#### [Activities]
[A] In the excerpt on weld purging, into what part of the purge dam should the analyzer's sampling probe be inserted?
[B] Write out the passage from the excerpt on weld purging word for word, starting at "Insert the analyzer’s" and ending at "chamber oxygen content.".

Insert the analyzer’s sampling probe into the vent hole of the purge dam (opposite side from the argon inlet). The probe should be inside the purge chamber, not outside. Read the oxygen level on the display. Wait for the reading to stabilize before recording or making a go/no-go decision.

Don’t sample from the argon inlet side. The inlet reads nearly zero because it’s measuring the argon supply, not the chamber atmosphere. The vent side shows the actual chamber oxygen content.

Solar Flux: The Non-Purge Alternative

Solar Flux is a commercial paste that you apply to the back side of a stainless weld joint before welding. It creates a flux barrier that shields the root from air, preventing sugar formation without back purging.

How Solar Flux Works

  1. Mix the powder with isopropyl alcohol or methanol to make a paste.

#### [Data for review]
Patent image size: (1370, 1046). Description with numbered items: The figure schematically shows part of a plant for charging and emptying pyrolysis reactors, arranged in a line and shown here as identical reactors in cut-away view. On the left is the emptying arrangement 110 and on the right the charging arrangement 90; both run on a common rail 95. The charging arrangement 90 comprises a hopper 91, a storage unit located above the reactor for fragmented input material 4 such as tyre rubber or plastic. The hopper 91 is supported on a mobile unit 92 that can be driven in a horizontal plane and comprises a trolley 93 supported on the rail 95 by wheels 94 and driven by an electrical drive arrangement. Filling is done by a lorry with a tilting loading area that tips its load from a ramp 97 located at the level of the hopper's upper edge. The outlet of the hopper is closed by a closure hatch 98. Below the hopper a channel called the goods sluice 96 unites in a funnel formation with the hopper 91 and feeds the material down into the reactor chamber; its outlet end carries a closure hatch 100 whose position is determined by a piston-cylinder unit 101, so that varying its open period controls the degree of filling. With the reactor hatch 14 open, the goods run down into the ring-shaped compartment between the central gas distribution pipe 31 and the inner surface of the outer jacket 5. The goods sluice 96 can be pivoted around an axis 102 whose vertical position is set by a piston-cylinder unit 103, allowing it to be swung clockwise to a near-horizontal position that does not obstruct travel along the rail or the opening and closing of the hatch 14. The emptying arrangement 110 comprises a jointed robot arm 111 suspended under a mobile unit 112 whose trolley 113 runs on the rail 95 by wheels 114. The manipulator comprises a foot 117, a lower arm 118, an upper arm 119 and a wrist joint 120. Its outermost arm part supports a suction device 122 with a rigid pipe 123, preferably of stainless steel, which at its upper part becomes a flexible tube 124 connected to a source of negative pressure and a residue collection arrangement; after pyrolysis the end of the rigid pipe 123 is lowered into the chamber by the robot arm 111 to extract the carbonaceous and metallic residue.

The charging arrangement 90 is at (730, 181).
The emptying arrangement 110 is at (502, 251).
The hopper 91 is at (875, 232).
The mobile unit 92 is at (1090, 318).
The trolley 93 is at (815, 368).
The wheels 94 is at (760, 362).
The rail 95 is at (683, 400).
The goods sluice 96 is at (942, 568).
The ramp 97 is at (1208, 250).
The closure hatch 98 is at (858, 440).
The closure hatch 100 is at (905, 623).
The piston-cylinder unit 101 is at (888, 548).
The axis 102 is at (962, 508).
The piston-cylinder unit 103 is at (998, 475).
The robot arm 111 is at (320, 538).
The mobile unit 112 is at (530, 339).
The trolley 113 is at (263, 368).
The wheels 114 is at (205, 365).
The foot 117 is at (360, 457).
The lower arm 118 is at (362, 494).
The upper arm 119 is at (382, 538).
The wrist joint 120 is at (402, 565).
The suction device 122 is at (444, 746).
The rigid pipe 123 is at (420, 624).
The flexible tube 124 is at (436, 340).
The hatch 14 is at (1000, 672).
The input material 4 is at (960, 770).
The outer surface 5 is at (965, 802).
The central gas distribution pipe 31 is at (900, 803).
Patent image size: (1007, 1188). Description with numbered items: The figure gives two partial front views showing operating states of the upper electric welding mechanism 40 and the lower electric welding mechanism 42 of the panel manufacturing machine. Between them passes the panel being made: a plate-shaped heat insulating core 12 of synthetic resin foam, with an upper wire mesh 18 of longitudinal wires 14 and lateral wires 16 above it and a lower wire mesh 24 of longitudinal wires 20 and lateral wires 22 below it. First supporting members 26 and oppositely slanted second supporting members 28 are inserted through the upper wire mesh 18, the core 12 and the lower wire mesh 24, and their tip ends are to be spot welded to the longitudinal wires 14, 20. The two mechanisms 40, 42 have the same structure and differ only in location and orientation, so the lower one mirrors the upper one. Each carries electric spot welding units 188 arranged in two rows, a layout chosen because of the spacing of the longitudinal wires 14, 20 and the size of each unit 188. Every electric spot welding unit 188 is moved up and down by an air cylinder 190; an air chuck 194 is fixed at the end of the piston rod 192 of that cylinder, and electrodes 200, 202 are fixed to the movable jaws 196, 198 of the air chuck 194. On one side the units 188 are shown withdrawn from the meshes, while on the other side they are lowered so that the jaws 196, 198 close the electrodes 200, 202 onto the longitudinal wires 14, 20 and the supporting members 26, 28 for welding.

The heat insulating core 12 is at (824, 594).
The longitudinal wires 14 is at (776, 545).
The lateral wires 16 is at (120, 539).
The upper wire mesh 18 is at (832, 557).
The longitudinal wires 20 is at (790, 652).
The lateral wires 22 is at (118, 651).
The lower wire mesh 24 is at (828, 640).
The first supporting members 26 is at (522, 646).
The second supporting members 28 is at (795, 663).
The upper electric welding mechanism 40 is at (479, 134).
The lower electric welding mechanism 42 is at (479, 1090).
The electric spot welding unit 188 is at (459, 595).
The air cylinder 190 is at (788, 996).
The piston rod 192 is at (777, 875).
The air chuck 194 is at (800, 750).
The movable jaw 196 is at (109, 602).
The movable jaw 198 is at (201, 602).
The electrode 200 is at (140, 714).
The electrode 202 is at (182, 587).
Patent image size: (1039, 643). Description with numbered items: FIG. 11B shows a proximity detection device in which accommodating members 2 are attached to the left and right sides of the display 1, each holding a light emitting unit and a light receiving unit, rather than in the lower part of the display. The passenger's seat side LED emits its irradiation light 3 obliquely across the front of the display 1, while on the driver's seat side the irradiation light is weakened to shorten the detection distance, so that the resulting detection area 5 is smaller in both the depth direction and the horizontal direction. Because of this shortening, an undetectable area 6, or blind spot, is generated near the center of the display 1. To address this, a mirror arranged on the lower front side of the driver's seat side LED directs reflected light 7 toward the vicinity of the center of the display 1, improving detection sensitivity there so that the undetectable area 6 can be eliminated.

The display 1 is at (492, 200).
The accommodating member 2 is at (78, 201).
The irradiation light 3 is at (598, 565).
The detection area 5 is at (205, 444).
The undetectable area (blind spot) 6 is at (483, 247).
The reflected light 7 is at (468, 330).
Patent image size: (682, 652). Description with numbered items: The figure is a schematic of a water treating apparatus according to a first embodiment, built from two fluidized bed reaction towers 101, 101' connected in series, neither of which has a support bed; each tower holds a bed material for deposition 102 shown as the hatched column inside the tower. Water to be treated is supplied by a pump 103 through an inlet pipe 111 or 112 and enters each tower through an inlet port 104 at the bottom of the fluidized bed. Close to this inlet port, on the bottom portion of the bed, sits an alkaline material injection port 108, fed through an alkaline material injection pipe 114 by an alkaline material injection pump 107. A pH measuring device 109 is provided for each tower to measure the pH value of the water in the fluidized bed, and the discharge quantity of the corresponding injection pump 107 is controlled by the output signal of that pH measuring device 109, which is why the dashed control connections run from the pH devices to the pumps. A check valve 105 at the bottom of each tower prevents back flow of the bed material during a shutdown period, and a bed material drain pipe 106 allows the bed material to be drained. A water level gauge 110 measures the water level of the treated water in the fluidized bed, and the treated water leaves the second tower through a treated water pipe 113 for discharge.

#### [Solutions per task]
[A] The vent hole, on the side opposite the argon inlet.

[B]
Insert the analyzer’s sampling probe into the vent hole of the purge dam (opposite side from the argon inlet). The probe should be inside the purge chamber, not outside. Read the oxygen level on the display. Wait for the reading to stabilize before recording or making a go/no-go decision.

Don’t sample from the argon inlet side. The inlet reads nearly zero because it’s measuring the argon supply, not the chamber atmosphere. The vent side shows the actual chamber oxygen content.